Data entries
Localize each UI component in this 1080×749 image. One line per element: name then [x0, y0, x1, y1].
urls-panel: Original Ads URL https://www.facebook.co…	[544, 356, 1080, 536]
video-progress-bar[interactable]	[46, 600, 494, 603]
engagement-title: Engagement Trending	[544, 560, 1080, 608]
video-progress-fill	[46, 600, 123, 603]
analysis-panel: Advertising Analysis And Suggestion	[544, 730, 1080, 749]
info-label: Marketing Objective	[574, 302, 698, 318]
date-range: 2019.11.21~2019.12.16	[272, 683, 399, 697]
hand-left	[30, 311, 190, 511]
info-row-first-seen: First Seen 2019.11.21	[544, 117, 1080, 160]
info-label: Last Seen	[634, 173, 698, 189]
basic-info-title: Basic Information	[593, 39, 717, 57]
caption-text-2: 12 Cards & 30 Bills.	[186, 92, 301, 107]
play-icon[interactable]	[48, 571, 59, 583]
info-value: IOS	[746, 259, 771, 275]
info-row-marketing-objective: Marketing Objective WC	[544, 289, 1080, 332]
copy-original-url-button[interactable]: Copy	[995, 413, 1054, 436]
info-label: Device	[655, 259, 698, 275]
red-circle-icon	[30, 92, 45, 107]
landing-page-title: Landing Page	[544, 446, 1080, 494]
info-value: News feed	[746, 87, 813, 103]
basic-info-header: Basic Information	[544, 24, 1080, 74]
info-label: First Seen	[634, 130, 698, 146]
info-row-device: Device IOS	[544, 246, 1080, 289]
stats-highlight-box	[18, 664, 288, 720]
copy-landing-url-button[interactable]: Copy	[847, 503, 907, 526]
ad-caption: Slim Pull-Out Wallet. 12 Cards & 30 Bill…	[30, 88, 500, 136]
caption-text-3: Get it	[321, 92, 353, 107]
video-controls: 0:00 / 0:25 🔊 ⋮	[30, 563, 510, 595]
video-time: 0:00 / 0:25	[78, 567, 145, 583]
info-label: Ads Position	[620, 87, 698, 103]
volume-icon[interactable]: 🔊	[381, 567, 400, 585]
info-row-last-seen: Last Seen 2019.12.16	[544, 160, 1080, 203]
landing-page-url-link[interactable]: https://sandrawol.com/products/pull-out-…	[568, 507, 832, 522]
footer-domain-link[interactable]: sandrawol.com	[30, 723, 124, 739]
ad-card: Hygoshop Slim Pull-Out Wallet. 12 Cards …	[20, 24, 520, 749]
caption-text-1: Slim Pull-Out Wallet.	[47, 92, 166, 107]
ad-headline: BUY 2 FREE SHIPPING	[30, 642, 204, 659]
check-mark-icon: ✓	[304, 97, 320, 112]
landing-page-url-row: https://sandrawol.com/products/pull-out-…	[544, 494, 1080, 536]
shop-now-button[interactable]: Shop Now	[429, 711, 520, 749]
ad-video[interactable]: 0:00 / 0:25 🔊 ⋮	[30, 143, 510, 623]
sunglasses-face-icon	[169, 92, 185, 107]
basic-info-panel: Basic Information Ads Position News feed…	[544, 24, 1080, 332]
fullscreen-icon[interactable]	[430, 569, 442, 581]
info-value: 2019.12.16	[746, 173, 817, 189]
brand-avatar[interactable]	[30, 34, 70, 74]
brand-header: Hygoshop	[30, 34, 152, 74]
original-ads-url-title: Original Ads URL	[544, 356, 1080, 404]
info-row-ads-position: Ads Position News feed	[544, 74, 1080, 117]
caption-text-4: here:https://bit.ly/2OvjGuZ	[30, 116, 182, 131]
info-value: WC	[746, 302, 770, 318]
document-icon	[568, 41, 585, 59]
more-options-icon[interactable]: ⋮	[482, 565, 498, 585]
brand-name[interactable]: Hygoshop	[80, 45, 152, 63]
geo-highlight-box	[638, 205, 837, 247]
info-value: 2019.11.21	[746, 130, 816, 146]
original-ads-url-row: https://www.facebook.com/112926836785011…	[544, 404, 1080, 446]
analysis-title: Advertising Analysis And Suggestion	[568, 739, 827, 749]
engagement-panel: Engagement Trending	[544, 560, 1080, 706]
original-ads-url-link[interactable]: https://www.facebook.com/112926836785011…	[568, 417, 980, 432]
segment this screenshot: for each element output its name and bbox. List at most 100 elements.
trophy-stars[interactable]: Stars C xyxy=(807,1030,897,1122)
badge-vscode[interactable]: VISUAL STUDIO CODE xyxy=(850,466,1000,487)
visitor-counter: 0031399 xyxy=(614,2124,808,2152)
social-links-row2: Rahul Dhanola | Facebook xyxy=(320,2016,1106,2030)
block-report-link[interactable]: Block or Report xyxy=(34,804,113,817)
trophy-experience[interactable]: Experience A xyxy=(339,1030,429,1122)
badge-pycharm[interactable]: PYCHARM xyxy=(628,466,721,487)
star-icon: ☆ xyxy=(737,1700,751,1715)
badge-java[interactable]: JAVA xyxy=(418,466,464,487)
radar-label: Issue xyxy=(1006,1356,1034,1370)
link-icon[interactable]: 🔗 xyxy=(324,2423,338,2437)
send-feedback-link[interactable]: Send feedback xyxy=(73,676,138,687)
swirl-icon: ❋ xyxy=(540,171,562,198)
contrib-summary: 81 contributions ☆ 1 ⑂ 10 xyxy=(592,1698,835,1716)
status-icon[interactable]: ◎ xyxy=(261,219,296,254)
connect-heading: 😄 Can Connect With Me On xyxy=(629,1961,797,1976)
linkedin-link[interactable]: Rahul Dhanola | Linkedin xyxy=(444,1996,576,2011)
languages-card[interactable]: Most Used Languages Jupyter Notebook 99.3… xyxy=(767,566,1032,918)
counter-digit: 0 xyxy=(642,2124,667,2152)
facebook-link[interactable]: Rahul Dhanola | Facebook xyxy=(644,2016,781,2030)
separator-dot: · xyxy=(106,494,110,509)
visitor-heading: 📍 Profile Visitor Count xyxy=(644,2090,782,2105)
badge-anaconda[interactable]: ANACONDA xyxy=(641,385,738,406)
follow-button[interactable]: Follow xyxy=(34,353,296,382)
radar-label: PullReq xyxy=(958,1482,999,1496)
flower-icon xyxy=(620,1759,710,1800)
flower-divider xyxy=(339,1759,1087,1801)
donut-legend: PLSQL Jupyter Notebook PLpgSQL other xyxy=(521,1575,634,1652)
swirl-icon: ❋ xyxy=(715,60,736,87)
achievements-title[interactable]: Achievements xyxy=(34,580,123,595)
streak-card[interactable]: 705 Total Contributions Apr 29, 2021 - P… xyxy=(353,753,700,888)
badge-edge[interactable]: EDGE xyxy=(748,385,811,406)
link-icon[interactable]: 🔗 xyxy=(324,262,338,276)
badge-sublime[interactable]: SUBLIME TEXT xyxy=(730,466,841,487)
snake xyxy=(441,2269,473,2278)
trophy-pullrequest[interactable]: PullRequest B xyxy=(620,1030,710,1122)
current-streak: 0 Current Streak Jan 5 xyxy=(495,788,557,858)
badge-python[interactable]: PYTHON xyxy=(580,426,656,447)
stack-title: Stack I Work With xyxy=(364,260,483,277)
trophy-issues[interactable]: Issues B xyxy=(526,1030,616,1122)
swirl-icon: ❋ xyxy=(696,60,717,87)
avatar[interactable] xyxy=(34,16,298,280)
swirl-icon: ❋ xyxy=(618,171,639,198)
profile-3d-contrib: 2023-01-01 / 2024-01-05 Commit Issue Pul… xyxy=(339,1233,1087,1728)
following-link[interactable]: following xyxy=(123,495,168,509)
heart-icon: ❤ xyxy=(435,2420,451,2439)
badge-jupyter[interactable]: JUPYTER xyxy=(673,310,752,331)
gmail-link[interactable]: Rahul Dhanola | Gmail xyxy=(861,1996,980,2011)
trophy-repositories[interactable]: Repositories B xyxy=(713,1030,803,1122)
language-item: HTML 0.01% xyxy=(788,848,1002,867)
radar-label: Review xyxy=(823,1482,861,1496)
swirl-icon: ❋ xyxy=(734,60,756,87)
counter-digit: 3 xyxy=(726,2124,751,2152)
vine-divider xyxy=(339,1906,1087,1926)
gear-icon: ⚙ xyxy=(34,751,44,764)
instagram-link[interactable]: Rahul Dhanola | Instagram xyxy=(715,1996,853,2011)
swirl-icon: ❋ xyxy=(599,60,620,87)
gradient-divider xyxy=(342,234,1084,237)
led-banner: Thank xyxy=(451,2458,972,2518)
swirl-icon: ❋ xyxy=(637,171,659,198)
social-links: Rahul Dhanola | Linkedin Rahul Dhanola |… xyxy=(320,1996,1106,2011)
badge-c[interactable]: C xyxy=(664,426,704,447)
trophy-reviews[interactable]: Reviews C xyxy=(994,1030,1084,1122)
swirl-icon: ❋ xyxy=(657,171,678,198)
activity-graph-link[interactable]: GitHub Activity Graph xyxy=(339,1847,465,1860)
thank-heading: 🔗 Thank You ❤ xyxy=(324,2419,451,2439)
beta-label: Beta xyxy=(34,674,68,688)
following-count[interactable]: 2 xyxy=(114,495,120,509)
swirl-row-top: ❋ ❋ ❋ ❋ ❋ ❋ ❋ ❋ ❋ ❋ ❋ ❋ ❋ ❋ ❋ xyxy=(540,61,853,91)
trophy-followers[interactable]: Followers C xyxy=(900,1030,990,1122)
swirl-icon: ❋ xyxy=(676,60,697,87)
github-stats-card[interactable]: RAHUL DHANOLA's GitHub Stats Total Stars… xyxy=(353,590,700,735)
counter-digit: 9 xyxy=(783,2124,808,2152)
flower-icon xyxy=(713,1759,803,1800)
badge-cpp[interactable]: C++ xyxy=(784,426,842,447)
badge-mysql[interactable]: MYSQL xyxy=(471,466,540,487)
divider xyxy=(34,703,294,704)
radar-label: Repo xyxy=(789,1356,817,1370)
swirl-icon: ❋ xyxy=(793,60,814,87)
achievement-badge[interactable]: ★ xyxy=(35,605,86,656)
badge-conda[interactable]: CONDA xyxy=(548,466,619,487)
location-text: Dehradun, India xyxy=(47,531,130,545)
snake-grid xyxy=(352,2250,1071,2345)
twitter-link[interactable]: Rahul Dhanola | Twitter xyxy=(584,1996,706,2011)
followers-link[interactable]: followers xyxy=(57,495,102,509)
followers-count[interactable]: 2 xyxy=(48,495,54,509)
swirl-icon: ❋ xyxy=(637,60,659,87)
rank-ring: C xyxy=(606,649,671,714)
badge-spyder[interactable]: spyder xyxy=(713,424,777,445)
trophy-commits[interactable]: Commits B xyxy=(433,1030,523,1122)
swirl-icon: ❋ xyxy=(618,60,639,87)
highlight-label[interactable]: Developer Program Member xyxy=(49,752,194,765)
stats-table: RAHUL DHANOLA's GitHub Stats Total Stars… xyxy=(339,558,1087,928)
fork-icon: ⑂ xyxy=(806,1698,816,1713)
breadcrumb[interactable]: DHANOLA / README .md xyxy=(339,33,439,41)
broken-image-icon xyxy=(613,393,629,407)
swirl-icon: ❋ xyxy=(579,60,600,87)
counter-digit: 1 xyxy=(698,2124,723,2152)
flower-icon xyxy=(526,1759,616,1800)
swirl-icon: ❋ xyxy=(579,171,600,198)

- Stated exercise:
Copy down, unchanged, the lines from the beginning of the data entries up to and including the one containing "560, 1080, 608]".

- Full answer:
Localize each UI component in this 1080×749 image. One line per element: name then [x0, y0, x1, y1].
urls-panel: Original Ads URL https://www.facebook.co…	[544, 356, 1080, 536]
video-progress-bar[interactable]	[46, 600, 494, 603]
engagement-title: Engagement Trending	[544, 560, 1080, 608]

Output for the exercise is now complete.